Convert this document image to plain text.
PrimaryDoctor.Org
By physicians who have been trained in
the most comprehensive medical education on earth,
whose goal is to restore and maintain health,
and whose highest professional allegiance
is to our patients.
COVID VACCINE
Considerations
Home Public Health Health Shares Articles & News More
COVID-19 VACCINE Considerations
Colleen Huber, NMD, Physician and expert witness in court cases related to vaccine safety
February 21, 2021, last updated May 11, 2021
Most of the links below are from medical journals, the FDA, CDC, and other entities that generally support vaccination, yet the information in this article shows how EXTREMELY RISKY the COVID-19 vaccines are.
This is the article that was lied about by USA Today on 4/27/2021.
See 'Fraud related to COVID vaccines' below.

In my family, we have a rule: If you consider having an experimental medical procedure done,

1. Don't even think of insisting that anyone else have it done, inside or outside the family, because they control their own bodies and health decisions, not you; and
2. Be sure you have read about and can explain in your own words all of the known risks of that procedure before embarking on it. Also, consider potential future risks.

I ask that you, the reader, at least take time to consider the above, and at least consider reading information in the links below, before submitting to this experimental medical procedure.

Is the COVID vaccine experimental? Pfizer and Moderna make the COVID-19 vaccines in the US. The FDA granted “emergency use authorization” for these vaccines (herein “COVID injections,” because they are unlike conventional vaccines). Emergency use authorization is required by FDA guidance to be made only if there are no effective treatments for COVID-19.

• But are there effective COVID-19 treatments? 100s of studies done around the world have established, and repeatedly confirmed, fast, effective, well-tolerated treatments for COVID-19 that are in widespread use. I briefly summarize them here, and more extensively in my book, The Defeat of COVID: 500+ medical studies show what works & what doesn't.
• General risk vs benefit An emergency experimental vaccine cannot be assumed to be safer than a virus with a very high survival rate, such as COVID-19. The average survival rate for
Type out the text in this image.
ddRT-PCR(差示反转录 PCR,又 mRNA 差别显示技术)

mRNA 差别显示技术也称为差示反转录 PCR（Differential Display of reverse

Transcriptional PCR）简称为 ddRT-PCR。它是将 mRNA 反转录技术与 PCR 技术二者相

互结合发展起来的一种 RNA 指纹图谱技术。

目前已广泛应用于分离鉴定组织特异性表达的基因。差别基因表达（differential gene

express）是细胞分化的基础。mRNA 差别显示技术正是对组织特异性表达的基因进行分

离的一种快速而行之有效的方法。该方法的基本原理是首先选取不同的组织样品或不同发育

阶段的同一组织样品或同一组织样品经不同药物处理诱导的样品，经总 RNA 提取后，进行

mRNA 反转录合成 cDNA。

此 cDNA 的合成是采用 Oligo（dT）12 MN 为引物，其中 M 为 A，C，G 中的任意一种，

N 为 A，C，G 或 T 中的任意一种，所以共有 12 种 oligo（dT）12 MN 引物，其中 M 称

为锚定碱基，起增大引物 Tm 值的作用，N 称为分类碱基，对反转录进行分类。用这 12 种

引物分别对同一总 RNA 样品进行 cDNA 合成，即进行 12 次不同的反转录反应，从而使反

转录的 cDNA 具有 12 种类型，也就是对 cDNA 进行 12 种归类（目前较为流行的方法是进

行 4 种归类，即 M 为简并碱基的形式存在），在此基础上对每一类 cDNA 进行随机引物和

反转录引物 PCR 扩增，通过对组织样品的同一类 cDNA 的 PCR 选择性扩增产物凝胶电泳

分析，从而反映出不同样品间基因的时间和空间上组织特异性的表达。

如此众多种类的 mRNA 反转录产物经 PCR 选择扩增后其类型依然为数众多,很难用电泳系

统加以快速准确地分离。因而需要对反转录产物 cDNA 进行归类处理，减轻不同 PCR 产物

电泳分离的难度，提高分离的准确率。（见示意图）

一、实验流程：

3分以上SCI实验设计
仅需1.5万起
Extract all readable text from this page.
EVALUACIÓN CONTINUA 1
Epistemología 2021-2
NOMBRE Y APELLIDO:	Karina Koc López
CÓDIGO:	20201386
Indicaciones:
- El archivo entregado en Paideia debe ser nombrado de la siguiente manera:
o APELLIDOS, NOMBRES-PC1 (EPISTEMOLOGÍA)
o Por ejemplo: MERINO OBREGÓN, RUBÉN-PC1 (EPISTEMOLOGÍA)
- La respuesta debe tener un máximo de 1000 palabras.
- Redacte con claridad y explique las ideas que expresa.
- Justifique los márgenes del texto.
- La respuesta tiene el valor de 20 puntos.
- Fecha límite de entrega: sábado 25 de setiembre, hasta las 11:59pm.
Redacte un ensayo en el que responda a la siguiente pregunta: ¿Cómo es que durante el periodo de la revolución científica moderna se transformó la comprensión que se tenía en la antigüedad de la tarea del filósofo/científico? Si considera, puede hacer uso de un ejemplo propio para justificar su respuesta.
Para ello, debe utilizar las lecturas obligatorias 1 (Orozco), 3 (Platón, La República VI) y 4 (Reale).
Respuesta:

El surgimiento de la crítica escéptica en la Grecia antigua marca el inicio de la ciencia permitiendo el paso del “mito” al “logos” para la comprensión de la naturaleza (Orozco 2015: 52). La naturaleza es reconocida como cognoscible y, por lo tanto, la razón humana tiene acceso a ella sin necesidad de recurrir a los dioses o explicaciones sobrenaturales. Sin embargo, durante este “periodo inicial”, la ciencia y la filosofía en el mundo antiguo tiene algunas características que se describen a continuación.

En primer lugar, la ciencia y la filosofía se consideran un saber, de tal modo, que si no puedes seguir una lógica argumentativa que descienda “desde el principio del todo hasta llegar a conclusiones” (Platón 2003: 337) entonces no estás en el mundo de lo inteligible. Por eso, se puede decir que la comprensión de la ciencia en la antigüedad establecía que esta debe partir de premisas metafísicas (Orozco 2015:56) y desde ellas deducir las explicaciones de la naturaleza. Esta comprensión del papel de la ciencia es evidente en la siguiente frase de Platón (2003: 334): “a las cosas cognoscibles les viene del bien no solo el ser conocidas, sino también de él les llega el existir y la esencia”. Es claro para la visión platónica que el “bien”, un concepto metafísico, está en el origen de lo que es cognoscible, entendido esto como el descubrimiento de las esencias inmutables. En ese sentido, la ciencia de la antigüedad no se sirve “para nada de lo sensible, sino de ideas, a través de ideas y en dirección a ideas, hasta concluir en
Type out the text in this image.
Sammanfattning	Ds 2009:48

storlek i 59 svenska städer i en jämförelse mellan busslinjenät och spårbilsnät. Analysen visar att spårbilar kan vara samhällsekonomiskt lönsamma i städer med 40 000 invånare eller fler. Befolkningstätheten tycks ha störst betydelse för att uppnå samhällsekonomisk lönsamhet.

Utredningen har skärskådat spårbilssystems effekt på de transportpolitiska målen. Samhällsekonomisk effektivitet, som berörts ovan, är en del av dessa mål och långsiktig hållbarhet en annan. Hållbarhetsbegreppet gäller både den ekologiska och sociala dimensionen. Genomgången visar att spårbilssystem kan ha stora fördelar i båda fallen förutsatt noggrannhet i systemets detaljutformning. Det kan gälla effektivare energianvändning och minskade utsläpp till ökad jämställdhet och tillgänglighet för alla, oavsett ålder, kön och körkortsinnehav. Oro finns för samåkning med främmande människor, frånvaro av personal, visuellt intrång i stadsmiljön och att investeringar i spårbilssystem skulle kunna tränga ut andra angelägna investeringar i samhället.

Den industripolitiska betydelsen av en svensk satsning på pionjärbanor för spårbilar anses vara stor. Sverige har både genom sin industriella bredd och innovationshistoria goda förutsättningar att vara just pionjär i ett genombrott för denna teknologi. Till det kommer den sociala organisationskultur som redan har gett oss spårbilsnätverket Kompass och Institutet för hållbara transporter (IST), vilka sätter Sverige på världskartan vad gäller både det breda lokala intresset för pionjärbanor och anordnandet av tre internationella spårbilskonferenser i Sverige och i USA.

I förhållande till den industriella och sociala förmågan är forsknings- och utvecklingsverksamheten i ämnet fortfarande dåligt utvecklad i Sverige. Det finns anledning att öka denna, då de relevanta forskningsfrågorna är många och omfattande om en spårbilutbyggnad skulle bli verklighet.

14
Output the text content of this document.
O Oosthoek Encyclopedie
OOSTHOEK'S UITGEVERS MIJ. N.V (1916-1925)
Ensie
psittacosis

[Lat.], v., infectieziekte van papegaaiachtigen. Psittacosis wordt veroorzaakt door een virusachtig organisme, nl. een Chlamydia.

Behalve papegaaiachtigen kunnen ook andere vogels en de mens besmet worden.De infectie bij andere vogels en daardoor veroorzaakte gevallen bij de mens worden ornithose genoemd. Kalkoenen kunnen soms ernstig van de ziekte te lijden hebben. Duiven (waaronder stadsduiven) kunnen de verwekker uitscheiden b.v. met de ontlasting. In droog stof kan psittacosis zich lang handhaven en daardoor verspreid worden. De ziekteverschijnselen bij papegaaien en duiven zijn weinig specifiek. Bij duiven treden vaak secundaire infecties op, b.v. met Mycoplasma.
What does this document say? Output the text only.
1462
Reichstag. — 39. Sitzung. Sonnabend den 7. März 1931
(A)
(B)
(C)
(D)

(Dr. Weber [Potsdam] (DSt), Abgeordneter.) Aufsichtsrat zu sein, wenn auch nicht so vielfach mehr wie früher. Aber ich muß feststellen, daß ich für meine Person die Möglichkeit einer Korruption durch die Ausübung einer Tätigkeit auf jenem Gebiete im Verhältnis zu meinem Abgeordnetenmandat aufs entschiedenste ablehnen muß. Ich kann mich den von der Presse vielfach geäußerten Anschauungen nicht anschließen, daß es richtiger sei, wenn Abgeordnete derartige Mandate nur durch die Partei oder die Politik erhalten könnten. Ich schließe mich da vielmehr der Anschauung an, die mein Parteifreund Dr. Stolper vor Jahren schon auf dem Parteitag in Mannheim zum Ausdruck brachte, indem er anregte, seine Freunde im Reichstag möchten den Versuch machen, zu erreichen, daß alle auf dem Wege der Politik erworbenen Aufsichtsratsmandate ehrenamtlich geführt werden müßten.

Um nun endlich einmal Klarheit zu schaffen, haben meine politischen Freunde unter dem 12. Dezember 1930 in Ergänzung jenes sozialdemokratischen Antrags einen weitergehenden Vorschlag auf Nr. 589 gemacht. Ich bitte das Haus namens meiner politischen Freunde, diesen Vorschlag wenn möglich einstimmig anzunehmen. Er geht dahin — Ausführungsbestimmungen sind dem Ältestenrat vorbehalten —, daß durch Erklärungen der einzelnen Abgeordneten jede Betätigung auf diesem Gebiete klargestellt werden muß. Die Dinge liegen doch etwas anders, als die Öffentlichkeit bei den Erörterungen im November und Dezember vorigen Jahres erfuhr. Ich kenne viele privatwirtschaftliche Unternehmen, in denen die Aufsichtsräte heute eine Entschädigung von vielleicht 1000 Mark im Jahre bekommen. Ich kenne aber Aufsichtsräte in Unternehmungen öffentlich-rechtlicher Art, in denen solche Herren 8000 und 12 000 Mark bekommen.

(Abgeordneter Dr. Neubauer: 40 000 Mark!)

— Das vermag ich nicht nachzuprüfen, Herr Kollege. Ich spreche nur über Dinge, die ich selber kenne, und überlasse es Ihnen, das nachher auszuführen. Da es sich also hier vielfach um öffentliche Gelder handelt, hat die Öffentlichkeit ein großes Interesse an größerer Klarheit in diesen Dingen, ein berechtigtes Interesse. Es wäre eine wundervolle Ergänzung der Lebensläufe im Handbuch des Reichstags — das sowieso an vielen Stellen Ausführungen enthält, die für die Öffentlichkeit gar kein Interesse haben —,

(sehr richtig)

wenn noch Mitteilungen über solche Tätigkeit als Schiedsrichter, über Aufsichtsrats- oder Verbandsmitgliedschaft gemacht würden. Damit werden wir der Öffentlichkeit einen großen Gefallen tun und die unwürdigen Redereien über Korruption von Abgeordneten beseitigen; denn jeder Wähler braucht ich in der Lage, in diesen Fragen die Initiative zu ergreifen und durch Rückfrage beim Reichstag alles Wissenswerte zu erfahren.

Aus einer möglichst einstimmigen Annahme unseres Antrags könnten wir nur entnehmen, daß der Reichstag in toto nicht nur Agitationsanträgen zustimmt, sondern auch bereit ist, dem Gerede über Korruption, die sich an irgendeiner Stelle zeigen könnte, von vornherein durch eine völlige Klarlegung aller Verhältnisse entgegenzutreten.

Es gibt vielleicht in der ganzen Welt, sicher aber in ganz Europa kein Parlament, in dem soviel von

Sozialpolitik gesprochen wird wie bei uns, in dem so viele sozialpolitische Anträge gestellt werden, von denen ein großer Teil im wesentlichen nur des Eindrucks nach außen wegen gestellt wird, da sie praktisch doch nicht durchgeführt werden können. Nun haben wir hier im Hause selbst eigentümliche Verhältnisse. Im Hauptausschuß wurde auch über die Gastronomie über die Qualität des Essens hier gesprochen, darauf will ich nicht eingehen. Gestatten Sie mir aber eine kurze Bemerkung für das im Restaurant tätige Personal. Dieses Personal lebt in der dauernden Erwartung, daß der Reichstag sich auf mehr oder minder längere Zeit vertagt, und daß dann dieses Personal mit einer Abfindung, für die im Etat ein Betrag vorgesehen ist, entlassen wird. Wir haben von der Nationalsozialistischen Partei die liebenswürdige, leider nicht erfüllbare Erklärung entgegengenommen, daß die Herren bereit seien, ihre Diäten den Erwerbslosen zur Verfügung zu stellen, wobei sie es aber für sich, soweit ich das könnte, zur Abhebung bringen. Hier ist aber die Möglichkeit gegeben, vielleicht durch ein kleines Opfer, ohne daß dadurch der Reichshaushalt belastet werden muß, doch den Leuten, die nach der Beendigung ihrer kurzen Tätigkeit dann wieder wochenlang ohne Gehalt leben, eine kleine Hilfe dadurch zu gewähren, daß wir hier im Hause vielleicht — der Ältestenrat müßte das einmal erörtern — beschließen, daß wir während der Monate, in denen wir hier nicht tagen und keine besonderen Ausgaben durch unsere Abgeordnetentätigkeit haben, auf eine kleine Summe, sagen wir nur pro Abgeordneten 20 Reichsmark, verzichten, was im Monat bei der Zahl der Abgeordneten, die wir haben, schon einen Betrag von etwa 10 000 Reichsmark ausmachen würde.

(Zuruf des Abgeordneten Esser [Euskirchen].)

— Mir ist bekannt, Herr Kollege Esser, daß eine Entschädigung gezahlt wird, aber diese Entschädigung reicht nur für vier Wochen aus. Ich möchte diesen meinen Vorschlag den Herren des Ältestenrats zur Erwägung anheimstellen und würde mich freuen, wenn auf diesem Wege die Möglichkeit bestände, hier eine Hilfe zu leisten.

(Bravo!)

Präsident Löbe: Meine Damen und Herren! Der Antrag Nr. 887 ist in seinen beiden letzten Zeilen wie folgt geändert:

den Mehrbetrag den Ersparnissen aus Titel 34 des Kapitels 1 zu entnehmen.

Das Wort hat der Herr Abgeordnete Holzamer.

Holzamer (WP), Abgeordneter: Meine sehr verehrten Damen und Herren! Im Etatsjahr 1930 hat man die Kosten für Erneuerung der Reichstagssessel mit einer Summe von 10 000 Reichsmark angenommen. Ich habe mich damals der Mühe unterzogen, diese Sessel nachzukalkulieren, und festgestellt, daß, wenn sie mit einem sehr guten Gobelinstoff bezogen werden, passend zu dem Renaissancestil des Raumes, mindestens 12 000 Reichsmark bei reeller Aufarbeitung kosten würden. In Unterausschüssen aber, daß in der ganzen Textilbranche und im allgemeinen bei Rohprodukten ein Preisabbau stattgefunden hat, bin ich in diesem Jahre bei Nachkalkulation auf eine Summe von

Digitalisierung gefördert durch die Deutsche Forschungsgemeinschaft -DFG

+ + + +

Work instructions => In how many lines of the records does the word "Esser" appear? Answer with the number only.

Exercise solution => 2